Task details: Extract the data exactly, missing nothing.
***
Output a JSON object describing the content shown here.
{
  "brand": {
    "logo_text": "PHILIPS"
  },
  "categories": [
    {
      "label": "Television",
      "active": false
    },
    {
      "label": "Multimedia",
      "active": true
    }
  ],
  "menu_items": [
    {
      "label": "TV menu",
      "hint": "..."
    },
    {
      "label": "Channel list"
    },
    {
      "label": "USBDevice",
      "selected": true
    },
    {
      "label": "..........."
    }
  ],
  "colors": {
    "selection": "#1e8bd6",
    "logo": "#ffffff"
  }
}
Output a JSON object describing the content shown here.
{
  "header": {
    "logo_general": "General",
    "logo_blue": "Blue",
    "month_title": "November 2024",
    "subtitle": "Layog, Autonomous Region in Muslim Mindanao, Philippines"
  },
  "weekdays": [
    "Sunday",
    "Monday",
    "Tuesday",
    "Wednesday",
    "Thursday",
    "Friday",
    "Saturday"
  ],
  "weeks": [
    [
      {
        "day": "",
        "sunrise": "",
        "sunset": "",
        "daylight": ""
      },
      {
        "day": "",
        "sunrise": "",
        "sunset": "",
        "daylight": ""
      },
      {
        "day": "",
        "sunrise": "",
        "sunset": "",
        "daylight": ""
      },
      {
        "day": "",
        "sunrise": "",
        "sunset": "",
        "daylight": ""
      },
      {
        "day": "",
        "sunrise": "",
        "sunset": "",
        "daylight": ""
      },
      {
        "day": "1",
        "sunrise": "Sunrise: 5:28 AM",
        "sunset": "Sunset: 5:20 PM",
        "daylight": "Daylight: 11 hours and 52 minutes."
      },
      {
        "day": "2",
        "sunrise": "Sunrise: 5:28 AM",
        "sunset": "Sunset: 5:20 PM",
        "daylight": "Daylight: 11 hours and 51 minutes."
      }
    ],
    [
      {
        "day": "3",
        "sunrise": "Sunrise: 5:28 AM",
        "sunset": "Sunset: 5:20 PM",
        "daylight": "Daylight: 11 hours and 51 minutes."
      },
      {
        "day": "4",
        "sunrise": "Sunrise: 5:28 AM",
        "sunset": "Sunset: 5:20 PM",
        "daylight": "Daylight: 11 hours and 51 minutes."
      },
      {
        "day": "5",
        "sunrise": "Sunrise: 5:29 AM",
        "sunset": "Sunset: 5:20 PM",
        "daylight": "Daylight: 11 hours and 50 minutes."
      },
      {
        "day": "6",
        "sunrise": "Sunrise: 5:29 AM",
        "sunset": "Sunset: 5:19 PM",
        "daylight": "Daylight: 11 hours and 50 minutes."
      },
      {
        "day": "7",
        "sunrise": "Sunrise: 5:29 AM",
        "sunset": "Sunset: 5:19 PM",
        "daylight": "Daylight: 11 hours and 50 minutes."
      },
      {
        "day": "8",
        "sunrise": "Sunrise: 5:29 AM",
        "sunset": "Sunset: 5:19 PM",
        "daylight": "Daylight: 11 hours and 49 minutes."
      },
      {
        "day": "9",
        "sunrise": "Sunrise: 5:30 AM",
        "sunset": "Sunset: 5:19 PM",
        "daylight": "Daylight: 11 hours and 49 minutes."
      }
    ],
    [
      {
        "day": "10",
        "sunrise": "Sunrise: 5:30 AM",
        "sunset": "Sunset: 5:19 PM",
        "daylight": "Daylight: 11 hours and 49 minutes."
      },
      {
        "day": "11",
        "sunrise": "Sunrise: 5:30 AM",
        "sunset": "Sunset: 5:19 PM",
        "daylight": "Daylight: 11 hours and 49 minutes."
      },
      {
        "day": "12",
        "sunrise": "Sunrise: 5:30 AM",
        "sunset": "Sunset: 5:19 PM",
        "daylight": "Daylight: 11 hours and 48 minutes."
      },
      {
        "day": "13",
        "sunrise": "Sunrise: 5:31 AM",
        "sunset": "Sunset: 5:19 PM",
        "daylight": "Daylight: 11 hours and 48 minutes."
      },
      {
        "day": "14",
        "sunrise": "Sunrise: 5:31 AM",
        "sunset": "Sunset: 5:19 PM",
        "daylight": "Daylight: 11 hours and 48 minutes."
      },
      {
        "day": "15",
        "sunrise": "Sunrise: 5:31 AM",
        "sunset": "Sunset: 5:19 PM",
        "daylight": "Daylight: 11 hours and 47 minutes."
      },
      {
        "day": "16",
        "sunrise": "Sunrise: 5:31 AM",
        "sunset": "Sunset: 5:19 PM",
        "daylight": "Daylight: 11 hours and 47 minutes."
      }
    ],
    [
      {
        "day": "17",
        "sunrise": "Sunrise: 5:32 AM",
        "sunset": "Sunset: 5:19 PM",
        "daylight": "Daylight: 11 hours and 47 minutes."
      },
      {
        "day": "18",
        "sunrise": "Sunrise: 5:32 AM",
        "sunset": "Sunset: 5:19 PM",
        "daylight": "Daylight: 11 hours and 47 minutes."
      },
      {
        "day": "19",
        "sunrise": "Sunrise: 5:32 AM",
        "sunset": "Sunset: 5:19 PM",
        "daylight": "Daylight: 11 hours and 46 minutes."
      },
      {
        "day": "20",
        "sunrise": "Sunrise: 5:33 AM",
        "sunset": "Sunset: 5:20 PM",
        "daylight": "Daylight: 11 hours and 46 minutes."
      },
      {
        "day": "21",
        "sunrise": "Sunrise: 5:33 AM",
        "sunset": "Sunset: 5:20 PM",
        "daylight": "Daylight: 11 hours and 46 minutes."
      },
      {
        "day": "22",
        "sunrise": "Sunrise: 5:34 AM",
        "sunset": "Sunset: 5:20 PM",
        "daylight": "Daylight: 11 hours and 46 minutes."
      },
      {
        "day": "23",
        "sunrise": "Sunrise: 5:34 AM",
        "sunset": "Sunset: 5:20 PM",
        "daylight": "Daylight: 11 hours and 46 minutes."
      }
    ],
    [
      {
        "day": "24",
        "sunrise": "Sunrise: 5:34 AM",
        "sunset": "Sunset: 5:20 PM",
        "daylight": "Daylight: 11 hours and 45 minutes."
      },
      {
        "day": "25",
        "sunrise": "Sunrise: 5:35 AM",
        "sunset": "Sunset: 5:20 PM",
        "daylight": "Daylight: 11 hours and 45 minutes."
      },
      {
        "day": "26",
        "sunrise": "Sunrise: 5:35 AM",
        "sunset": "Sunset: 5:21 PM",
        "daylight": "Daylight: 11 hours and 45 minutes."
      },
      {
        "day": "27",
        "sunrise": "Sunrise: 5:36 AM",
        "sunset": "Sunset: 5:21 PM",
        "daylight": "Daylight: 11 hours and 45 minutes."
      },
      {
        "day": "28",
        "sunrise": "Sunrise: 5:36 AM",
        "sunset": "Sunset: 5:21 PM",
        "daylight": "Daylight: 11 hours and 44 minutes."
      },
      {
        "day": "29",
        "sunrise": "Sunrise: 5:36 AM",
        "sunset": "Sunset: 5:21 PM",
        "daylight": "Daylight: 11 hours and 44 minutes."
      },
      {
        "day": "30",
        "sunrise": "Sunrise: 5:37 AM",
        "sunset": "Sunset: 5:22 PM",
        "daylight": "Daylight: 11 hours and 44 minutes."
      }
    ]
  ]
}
***
Solution to this task:
Output a JSON object describing the content shown here.
{
  "brand": {
    "logo_text": "PHILIPS"
  },
  "categories": [
    {
      "label": "Television",
      "active": false
    },
    {
      "label": "Multimedia",
      "active": true
    }
  ],
  "menu_items": [
    {
      "label": "TV menu",
      "hint": "..."
    },
    {
      "label": "Channel list"
    },
    {
      "label": "USBDevice",
      "selected": true
    },
    {
      "label": "..........."
    }
  ],
  "colors": {
    "selection": "#1e8bd6",
    "logo": "#ffffff"
  }
}
Output a JSON object describing the content shown here.
{
  "header": {
    "logo_general": "General",
    "logo_blue": "Blue",
    "month_title": "November 2024",
    "subtitle": "Layog, Autonomous Region in Muslim Mindanao, Philippines"
  },
  "weekdays": [
    "Sunday",
    "Monday",
    "Tuesday",
    "Wednesday",
    "Thursday",
    "Friday",
    "Saturday"
  ],
  "weeks": [
    [
      {
        "day": "",
        "sunrise": "",
        "sunset": "",
        "daylight": ""
      },
      {
        "day": "",
        "sunrise": "",
        "sunset": "",
        "daylight": ""
      },
      {
        "day": "",
        "sunrise": "",
        "sunset": "",
        "daylight": ""
      },
      {
        "day": "",
        "sunrise": "",
        "sunset": "",
        "daylight": ""
      },
      {
        "day": "",
        "sunrise": "",
        "sunset": "",
        "daylight": ""
      },
      {
        "day": "1",
        "sunrise": "Sunrise: 5:28 AM",
        "sunset": "Sunset: 5:20 PM",
        "daylight": "Daylight: 11 hours and 52 minutes."
      },
      {
        "day": "2",
        "sunrise": "Sunrise: 5:28 AM",
        "sunset": "Sunset: 5:20 PM",
        "daylight": "Daylight: 11 hours and 51 minutes."
      }
    ],
    [
      {
        "day": "3",
        "sunrise": "Sunrise: 5:28 AM",
        "sunset": "Sunset: 5:20 PM",
        "daylight": "Daylight: 11 hours and 51 minutes."
      },
      {
        "day": "4",
        "sunrise": "Sunrise: 5:28 AM",
        "sunset": "Sunset: 5:20 PM",
        "daylight": "Daylight: 11 hours and 51 minutes."
      },
      {
        "day": "5",
        "sunrise": "Sunrise: 5:29 AM",
        "sunset": "Sunset: 5:20 PM",
        "daylight": "Daylight: 11 hours and 50 minutes."
      },
      {
        "day": "6",
        "sunrise": "Sunrise: 5:29 AM",
        "sunset": "Sunset: 5:19 PM",
        "daylight": "Daylight: 11 hours and 50 minutes."
      },
      {
        "day": "7",
        "sunrise": "Sunrise: 5:29 AM",
        "sunset": "Sunset: 5:19 PM",
        "daylight": "Daylight: 11 hours and 50 minutes."
      },
      {
        "day": "8",
        "sunrise": "Sunrise: 5:29 AM",
        "sunset": "Sunset: 5:19 PM",
        "daylight": "Daylight: 11 hours and 49 minutes."
      },
      {
        "day": "9",
        "sunrise": "Sunrise: 5:30 AM",
        "sunset": "Sunset: 5:19 PM",
        "daylight": "Daylight: 11 hours and 49 minutes."
      }
    ],
    [
      {
        "day": "10",
        "sunrise": "Sunrise: 5:30 AM",
        "sunset": "Sunset: 5:19 PM",
        "daylight": "Daylight: 11 hours and 49 minutes."
      },
      {
        "day": "11",
        "sunrise": "Sunrise: 5:30 AM",
        "sunset": "Sunset: 5:19 PM",
        "daylight": "Daylight: 11 hours and 49 minutes."
      },
      {
        "day": "12",
        "sunrise": "Sunrise: 5:30 AM",
        "sunset": "Sunset: 5:19 PM",
        "daylight": "Daylight: 11 hours and 48 minutes."
      },
      {
        "day": "13",
        "sunrise": "Sunrise: 5:31 AM",
        "sunset": "Sunset: 5:19 PM",
        "daylight": "Daylight: 11 hours and 48 minutes."
      },
      {
        "day": "14",
        "sunrise": "Sunrise: 5:31 AM",
        "sunset": "Sunset: 5:19 PM",
        "daylight": "Daylight: 11 hours and 48 minutes."
      },
      {
        "day": "15",
        "sunrise": "Sunrise: 5:31 AM",
        "sunset": "Sunset: 5:19 PM",
        "daylight": "Daylight: 11 hours and 47 minutes."
      },
      {
        "day": "16",
        "sunrise": "Sunrise: 5:31 AM",
        "sunset": "Sunset: 5:19 PM",
        "daylight": "Daylight: 11 hours and 47 minutes."
      }
    ],
    [
      {
        "day": "17",
        "sunrise": "Sunrise: 5:32 AM",
        "sunset": "Sunset: 5:19 PM",
        "daylight": "Daylight: 11 hours and 47 minutes."
      },
      {
        "day": "18",
        "sunrise": "Sunrise: 5:32 AM",
        "sunset": "Sunset: 5:19 PM",
        "daylight": "Daylight: 11 hours and 47 minutes."
      },
      {
        "day": "19",
        "sunrise": "Sunrise: 5:32 AM",
        "sunset": "Sunset: 5:19 PM",
        "daylight": "Daylight: 11 hours and 46 minutes."
      },
      {
        "day": "20",
        "sunrise": "Sunrise: 5:33 AM",
        "sunset": "Sunset: 5:20 PM",
        "daylight": "Daylight: 11 hours and 46 minutes."
      },
      {
        "day": "21",
        "sunrise": "Sunrise: 5:33 AM",
        "sunset": "Sunset: 5:20 PM",
        "daylight": "Daylight: 11 hours and 46 minutes."
      },
      {
        "day": "22",
        "sunrise": "Sunrise: 5:34 AM",
        "sunset": "Sunset: 5:20 PM",
        "daylight": "Daylight: 11 hours and 46 minutes."
      },
      {
        "day": "23",
        "sunrise": "Sunrise: 5:34 AM",
        "sunset": "Sunset: 5:20 PM",
        "daylight": "Daylight: 11 hours and 46 minutes."
      }
    ],
    [
      {
        "day": "24",
        "sunrise": "Sunrise: 5:34 AM",
        "sunset": "Sunset: 5:20 PM",
        "daylight": "Daylight: 11 hours and 45 minutes."
      },
      {
        "day": "25",
        "sunrise": "Sunrise: 5:35 AM",
        "sunset": "Sunset: 5:20 PM",
        "daylight": "Daylight: 11 hours and 45 minutes."
      },
      {
        "day": "26",
        "sunrise": "Sunrise: 5:35 AM",
        "sunset": "Sunset: 5:21 PM",
        "daylight": "Daylight: 11 hours and 45 minutes."
      },
      {
        "day": "27",
        "sunrise": "Sunrise: 5:36 AM",
        "sunset": "Sunset: 5:21 PM",
        "daylight": "Daylight: 11 hours and 45 minutes."
      },
      {
        "day": "28",
        "sunrise": "Sunrise: 5:36 AM",
        "sunset": "Sunset: 5:21 PM",
        "daylight": "Daylight: 11 hours and 44 minutes."
      },
      {
        "day": "29",
        "sunrise": "Sunrise: 5:36 AM",
        "sunset": "Sunset: 5:21 PM",
        "daylight": "Daylight: 11 hours and 44 minutes."
      },
      {
        "day": "30",
        "sunrise": "Sunrise: 5:37 AM",
        "sunset": "Sunset: 5:22 PM",
        "daylight": "Daylight: 11 hours and 44 minutes."
      }
    ]
  ]
}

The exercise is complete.